** EXERCISE INPUTS **
++++++++++++++++++++

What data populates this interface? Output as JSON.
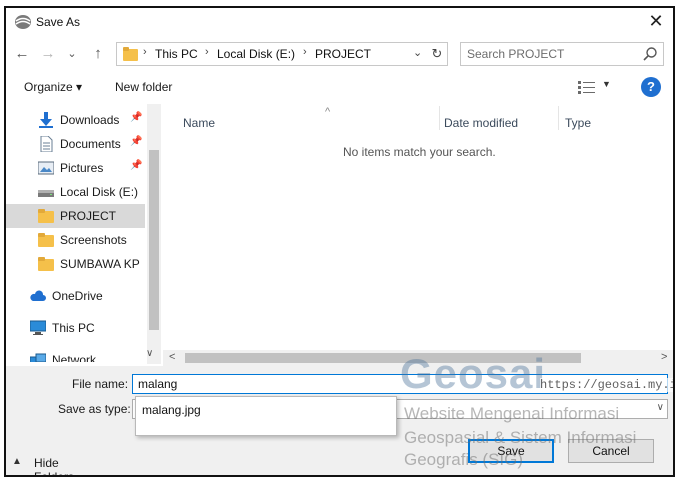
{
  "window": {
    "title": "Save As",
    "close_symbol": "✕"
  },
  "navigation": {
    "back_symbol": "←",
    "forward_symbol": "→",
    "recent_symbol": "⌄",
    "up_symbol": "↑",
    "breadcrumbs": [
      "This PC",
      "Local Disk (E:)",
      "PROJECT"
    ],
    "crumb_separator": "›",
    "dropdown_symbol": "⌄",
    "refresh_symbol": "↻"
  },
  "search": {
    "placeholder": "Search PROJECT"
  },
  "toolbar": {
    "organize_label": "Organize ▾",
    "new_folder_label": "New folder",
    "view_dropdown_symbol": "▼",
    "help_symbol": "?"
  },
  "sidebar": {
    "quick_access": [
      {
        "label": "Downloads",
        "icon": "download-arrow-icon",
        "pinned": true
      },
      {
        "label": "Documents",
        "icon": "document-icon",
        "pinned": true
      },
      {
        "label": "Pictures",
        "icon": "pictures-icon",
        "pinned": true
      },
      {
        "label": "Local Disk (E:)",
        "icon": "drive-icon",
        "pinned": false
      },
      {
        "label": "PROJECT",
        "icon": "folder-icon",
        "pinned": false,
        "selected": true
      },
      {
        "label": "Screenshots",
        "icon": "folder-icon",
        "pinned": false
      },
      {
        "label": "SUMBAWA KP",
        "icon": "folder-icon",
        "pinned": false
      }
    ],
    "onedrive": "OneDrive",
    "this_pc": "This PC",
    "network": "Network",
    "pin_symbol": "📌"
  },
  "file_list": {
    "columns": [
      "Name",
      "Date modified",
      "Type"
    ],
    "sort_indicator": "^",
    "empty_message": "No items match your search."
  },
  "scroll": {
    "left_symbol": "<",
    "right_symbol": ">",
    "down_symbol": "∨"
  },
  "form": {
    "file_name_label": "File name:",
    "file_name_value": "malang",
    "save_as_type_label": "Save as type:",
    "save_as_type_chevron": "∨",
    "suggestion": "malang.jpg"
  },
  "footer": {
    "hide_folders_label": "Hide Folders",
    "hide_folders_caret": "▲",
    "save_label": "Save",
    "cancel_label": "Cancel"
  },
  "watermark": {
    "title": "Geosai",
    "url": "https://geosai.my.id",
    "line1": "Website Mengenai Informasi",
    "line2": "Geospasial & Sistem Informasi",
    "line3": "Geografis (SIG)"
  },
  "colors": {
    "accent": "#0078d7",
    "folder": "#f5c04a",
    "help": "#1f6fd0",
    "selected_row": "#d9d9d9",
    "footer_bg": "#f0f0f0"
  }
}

++++++++++++++++++++

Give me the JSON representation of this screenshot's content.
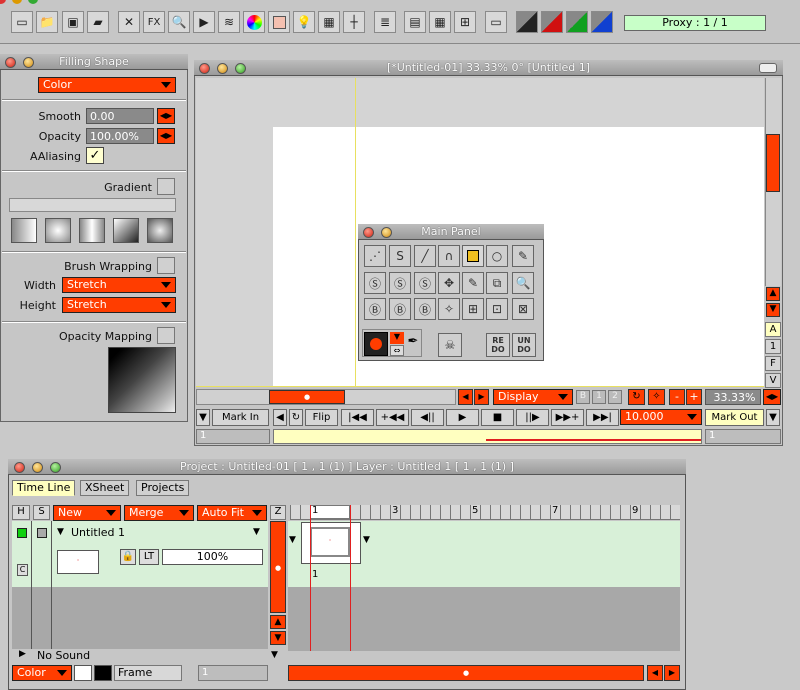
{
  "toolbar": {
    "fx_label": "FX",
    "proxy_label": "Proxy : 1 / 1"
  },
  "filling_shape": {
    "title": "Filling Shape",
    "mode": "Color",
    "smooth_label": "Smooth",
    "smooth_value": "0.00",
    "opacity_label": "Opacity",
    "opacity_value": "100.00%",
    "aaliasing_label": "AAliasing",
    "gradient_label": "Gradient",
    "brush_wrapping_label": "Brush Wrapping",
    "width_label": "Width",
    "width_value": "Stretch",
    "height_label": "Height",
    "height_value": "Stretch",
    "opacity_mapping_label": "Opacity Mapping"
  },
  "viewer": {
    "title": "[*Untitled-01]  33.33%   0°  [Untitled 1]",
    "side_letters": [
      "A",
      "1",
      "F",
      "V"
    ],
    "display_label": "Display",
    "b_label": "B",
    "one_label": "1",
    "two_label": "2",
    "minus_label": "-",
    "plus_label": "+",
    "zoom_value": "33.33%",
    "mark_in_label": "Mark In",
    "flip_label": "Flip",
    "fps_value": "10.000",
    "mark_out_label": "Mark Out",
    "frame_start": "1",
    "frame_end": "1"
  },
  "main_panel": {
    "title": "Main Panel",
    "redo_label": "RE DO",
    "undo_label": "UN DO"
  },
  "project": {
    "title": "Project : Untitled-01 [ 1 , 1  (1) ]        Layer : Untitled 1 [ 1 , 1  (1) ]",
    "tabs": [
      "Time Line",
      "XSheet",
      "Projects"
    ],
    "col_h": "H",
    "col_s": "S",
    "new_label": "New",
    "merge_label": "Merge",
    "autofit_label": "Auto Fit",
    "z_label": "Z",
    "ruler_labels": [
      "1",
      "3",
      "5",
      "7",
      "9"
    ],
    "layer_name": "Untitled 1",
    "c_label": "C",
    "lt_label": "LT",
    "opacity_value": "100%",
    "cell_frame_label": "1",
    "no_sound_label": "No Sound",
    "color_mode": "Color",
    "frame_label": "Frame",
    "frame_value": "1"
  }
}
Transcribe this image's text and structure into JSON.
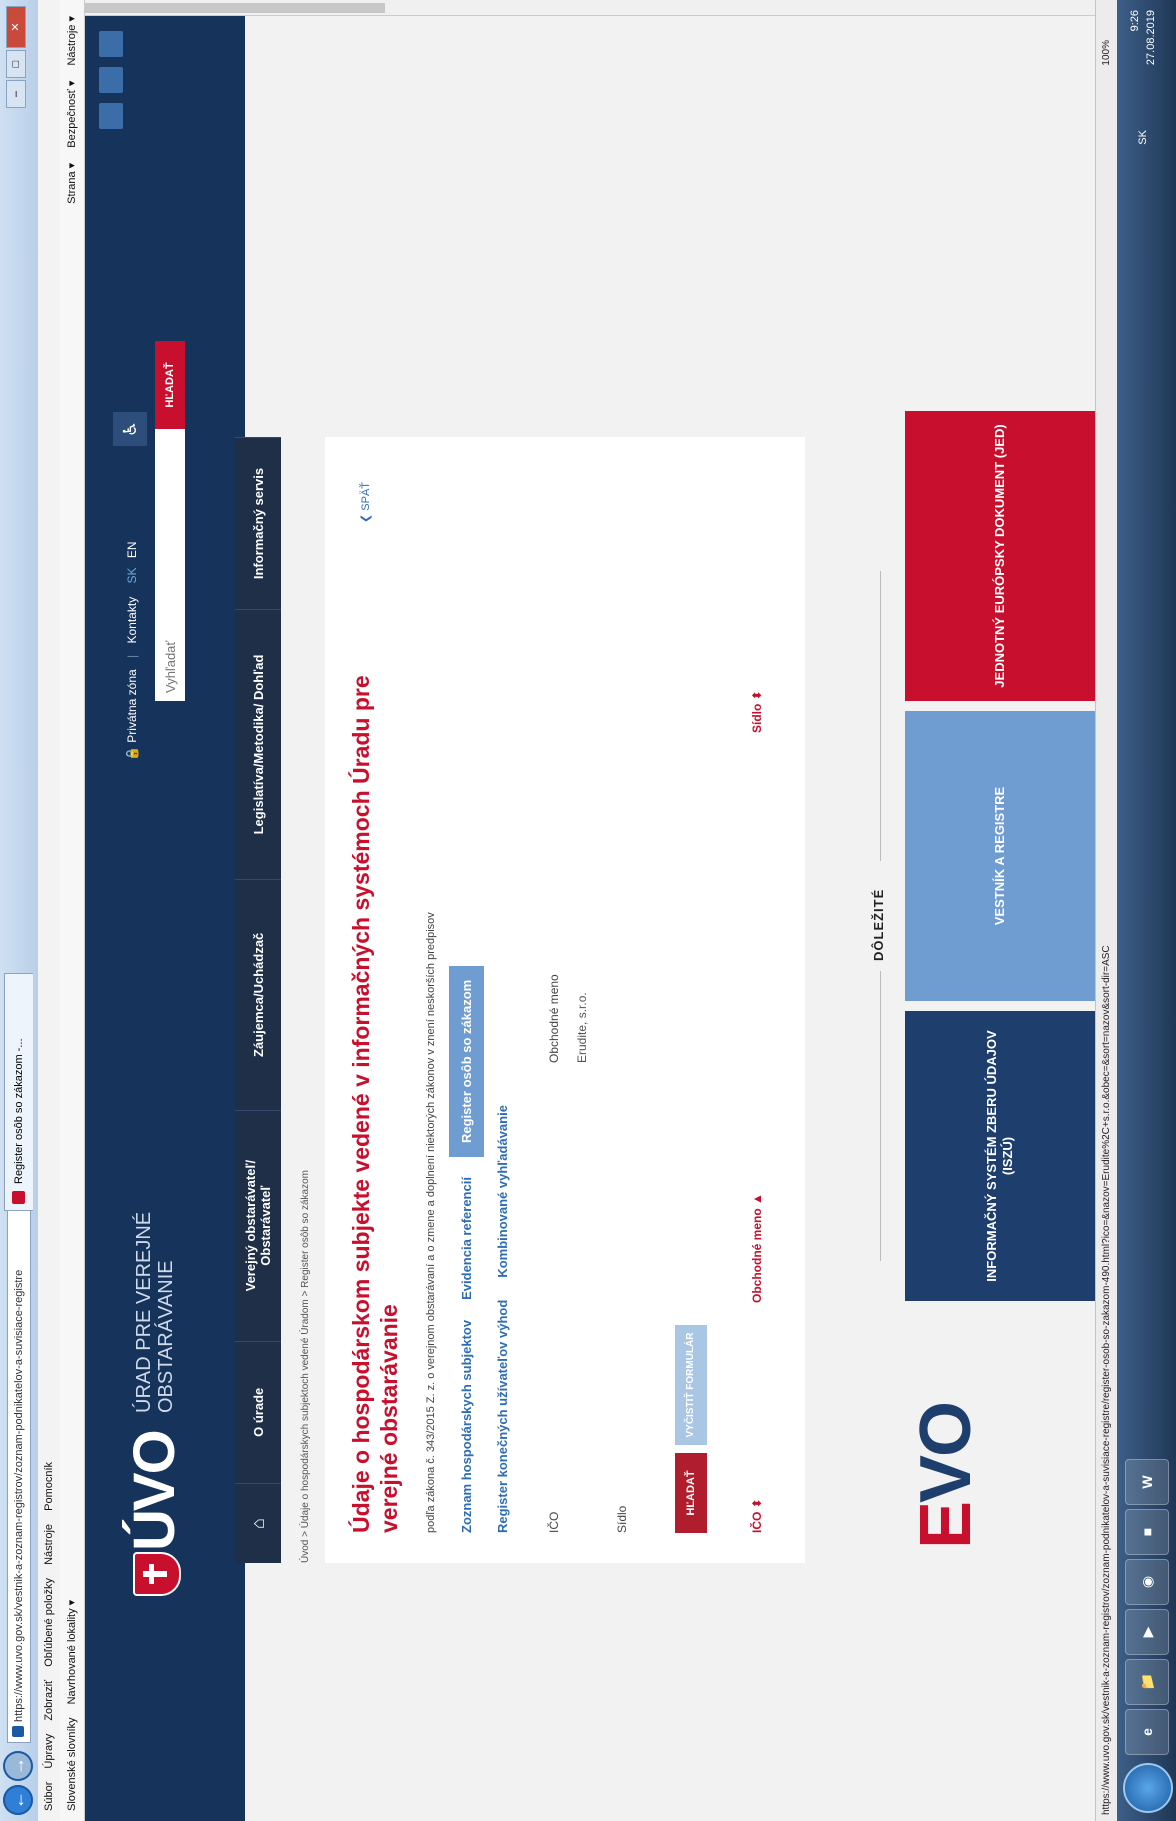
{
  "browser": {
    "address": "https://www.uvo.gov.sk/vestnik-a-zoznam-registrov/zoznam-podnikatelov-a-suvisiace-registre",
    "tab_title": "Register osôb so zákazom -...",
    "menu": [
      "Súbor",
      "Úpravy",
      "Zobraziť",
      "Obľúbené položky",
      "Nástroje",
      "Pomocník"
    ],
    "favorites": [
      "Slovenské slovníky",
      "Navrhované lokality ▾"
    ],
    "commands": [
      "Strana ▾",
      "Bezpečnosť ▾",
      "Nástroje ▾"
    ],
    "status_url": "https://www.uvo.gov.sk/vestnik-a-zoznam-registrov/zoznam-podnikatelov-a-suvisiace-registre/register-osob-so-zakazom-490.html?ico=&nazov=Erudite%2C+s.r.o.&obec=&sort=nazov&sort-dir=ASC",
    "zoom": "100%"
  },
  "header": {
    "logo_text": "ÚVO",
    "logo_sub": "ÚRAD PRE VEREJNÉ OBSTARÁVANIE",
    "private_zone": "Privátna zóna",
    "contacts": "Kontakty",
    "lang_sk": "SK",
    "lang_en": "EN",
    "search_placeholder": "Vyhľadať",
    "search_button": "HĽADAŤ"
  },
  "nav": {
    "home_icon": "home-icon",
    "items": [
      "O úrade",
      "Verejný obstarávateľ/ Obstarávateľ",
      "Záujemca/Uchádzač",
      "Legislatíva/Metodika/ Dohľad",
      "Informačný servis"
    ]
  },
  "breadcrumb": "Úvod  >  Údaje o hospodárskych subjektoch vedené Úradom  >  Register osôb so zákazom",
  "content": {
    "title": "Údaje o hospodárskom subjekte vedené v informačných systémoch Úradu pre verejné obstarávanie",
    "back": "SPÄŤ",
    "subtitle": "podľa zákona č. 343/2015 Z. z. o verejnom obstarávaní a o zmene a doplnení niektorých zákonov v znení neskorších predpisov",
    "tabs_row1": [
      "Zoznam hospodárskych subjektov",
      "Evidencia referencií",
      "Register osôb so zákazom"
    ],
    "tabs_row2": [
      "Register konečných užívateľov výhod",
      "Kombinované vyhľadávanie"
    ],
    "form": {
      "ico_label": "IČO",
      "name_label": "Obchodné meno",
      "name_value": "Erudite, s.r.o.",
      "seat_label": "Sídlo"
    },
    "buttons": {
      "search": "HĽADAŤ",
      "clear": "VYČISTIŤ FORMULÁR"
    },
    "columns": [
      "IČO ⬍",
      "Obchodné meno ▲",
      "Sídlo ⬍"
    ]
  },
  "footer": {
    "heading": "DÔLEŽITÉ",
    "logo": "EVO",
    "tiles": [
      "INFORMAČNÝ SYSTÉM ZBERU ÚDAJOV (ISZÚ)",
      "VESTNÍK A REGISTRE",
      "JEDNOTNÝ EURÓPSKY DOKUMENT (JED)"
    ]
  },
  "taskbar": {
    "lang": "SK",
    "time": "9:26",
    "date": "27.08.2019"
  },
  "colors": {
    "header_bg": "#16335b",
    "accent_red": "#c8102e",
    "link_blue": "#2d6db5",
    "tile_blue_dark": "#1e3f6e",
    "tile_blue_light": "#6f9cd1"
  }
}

++++++++++++++++++++

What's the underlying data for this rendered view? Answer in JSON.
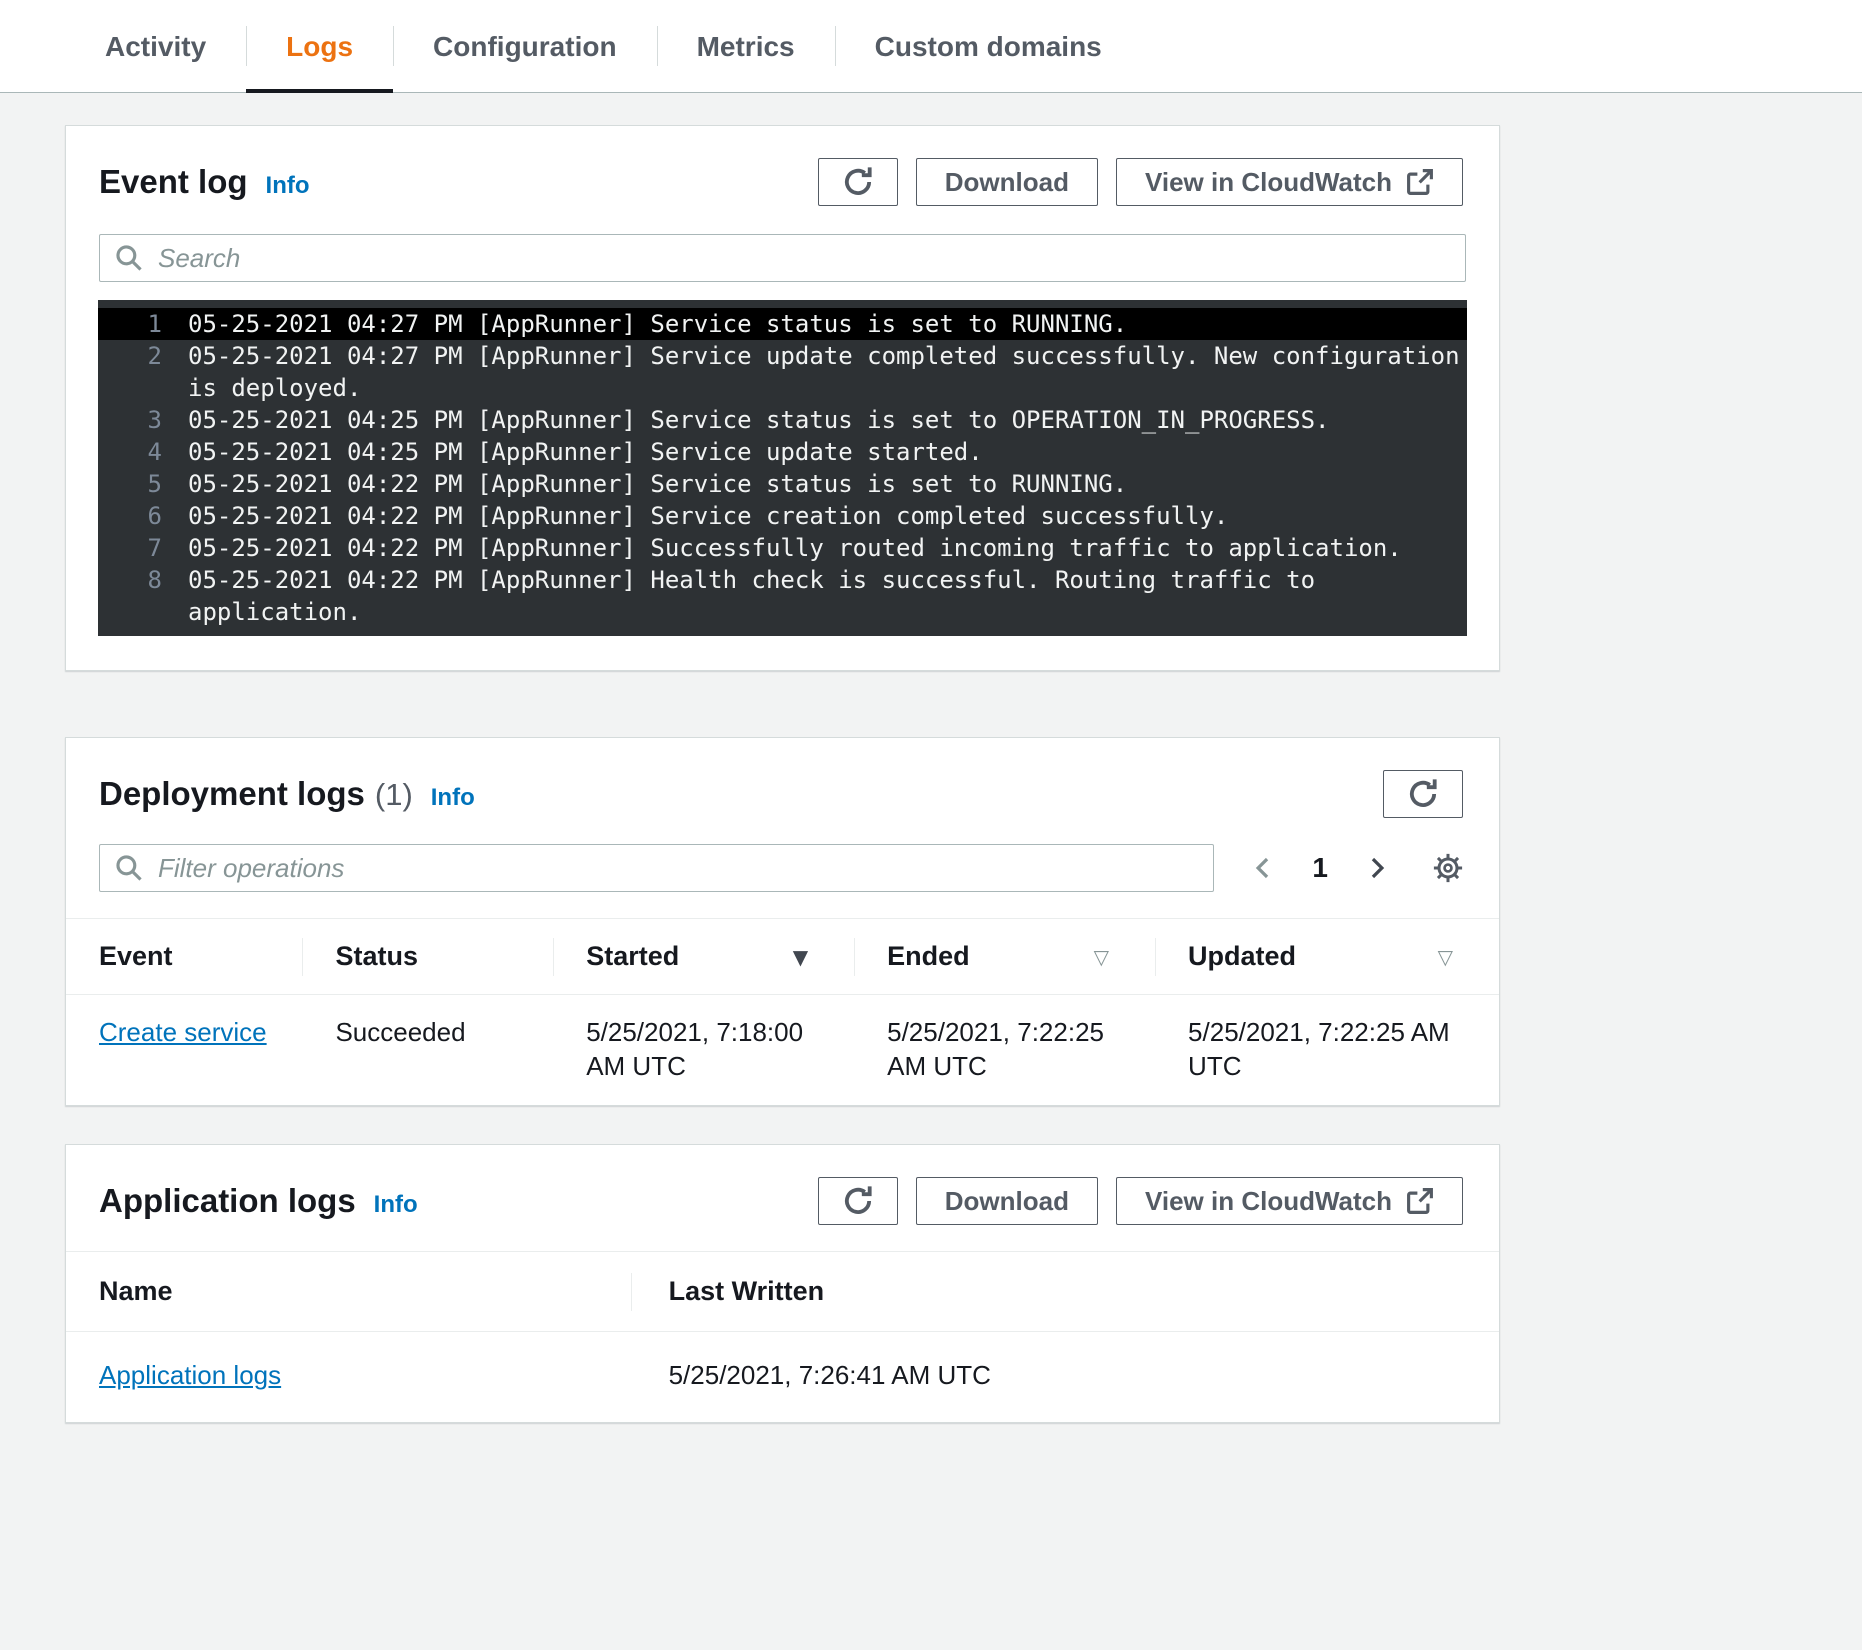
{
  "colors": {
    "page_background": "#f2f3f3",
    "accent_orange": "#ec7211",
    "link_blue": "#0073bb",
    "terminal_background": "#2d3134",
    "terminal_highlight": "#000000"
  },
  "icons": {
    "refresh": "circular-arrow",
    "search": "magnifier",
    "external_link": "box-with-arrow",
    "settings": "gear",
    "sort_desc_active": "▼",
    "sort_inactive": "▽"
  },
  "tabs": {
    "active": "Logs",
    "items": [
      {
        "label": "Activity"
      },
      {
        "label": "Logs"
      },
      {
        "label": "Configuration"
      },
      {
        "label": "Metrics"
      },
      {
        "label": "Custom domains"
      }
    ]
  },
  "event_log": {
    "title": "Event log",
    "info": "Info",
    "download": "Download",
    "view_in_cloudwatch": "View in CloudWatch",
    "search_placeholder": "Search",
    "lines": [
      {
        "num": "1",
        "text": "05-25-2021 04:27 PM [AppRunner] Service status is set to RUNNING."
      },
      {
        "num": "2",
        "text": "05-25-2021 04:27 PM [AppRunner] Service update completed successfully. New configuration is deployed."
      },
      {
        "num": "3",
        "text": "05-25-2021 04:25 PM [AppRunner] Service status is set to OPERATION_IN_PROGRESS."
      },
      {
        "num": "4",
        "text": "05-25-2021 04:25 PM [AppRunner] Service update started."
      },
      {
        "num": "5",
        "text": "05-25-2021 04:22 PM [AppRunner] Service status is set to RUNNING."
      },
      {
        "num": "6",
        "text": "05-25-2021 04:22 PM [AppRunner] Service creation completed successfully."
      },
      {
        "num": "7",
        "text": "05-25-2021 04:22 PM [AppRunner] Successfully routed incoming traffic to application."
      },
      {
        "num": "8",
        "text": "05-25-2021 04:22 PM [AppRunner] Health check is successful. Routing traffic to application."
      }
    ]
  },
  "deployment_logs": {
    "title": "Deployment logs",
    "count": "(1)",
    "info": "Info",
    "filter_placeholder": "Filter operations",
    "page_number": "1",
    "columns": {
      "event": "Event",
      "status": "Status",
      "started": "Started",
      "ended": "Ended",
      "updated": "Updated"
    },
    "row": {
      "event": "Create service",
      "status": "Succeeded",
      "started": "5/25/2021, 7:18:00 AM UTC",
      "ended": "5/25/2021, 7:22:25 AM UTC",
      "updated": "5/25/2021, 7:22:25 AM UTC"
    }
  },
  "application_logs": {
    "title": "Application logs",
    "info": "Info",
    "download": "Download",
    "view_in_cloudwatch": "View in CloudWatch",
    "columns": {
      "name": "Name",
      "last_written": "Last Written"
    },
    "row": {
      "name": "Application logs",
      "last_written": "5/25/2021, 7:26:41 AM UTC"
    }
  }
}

++++++++++++++++++++

** DIRECTION **
Tell how many lines include "hospodárskych". The number is the whole answer.

** FULL RESPONSE **
2